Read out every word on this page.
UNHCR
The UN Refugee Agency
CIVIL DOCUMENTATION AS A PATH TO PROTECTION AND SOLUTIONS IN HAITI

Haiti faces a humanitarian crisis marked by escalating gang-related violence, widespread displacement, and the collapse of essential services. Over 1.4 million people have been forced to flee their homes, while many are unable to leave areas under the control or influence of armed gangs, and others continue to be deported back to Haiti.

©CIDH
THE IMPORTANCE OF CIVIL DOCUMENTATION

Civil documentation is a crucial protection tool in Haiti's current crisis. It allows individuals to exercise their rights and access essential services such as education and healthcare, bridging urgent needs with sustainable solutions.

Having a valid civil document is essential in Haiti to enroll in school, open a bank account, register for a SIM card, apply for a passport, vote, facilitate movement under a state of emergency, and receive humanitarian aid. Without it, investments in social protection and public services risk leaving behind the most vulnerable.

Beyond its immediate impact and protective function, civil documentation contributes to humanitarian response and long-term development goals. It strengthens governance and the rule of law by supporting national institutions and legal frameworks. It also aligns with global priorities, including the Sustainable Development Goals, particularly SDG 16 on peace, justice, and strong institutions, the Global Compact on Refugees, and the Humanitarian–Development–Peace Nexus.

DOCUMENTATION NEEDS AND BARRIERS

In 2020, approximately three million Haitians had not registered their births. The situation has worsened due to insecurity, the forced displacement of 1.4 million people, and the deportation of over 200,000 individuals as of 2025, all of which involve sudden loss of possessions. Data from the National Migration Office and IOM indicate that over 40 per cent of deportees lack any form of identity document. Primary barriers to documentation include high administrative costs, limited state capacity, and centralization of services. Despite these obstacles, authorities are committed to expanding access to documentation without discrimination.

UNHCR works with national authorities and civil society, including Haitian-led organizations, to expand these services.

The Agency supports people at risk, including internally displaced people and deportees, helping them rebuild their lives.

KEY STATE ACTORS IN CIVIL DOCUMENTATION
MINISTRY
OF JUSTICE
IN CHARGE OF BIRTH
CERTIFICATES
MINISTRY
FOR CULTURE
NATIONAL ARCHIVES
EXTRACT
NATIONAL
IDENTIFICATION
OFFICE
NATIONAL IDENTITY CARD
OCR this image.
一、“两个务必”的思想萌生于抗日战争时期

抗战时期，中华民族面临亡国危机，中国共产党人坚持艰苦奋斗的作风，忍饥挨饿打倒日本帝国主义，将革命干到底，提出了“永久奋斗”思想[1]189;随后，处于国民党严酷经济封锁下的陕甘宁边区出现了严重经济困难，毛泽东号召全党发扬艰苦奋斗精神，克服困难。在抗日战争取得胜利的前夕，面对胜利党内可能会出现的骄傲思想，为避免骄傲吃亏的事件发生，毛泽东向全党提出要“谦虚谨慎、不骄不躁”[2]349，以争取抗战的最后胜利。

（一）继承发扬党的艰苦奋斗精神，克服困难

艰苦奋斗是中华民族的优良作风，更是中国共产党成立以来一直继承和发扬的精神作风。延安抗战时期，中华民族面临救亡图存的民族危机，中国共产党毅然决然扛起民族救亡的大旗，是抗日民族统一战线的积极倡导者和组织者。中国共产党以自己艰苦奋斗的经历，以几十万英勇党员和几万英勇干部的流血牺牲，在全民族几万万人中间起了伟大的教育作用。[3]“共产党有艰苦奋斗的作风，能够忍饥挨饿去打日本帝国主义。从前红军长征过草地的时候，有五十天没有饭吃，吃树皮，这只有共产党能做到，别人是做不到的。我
··········
### Work required
Your task is to print the whole listing again exactly.

### Finished exercise
Read out every word on this page.
UNHCR
The UN Refugee Agency
CIVIL DOCUMENTATION AS A PATH TO PROTECTION AND SOLUTIONS IN HAITI

Haiti faces a humanitarian crisis marked by escalating gang-related violence, widespread displacement, and the collapse of essential services. Over 1.4 million people have been forced to flee their homes, while many are unable to leave areas under the control or influence of armed gangs, and others continue to be deported back to Haiti.

©CIDH
THE IMPORTANCE OF CIVIL DOCUMENTATION

Civil documentation is a crucial protection tool in Haiti's current crisis. It allows individuals to exercise their rights and access essential services such as education and healthcare, bridging urgent needs with sustainable solutions.

Having a valid civil document is essential in Haiti to enroll in school, open a bank account, register for a SIM card, apply for a passport, vote, facilitate movement under a state of emergency, and receive humanitarian aid. Without it, investments in social protection and public services risk leaving behind the most vulnerable.

Beyond its immediate impact and protective function, civil documentation contributes to humanitarian response and long-term development goals. It strengthens governance and the rule of law by supporting national institutions and legal frameworks. It also aligns with global priorities, including the Sustainable Development Goals, particularly SDG 16 on peace, justice, and strong institutions, the Global Compact on Refugees, and the Humanitarian–Development–Peace Nexus.

DOCUMENTATION NEEDS AND BARRIERS

In 2020, approximately three million Haitians had not registered their births. The situation has worsened due to insecurity, the forced displacement of 1.4 million people, and the deportation of over 200,000 individuals as of 2025, all of which involve sudden loss of possessions. Data from the National Migration Office and IOM indicate that over 40 per cent of deportees lack any form of identity document. Primary barriers to documentation include high administrative costs, limited state capacity, and centralization of services. Despite these obstacles, authorities are committed to expanding access to documentation without discrimination.

UNHCR works with national authorities and civil society, including Haitian-led organizations, to expand these services.

The Agency supports people at risk, including internally displaced people and deportees, helping them rebuild their lives.

KEY STATE ACTORS IN CIVIL DOCUMENTATION
MINISTRY
OF JUSTICE
IN CHARGE OF BIRTH
CERTIFICATES
MINISTRY
FOR CULTURE
NATIONAL ARCHIVES
EXTRACT
NATIONAL
IDENTIFICATION
OFFICE
NATIONAL IDENTITY CARD
OCR this image.
一、“两个务必”的思想萌生于抗日战争时期

抗战时期，中华民族面临亡国危机，中国共产党人坚持艰苦奋斗的作风，忍饥挨饿打倒日本帝国主义，将革命干到底，提出了“永久奋斗”思想[1]189;随后，处于国民党严酷经济封锁下的陕甘宁边区出现了严重经济困难，毛泽东号召全党发扬艰苦奋斗精神，克服困难。在抗日战争取得胜利的前夕，面对胜利党内可能会出现的骄傲思想，为避免骄傲吃亏的事件发生，毛泽东向全党提出要“谦虚谨慎、不骄不躁”[2]349，以争取抗战的最后胜利。

（一）继承发扬党的艰苦奋斗精神，克服困难

艰苦奋斗是中华民族的优良作风，更是中国共产党成立以来一直继承和发扬的精神作风。延安抗战时期，中华民族面临救亡图存的民族危机，中国共产党毅然决然扛起民族救亡的大旗，是抗日民族统一战线的积极倡导者和组织者。中国共产党以自己艰苦奋斗的经历，以几十万英勇党员和几万英勇干部的流血牺牲，在全民族几万万人中间起了伟大的教育作用。[3]“共产党有艰苦奋斗的作风，能够忍饥挨饿去打日本帝国主义。从前红军长征过草地的时候，有五十天没有饭吃，吃树皮，这只有共产党能做到，别人是做不到的。我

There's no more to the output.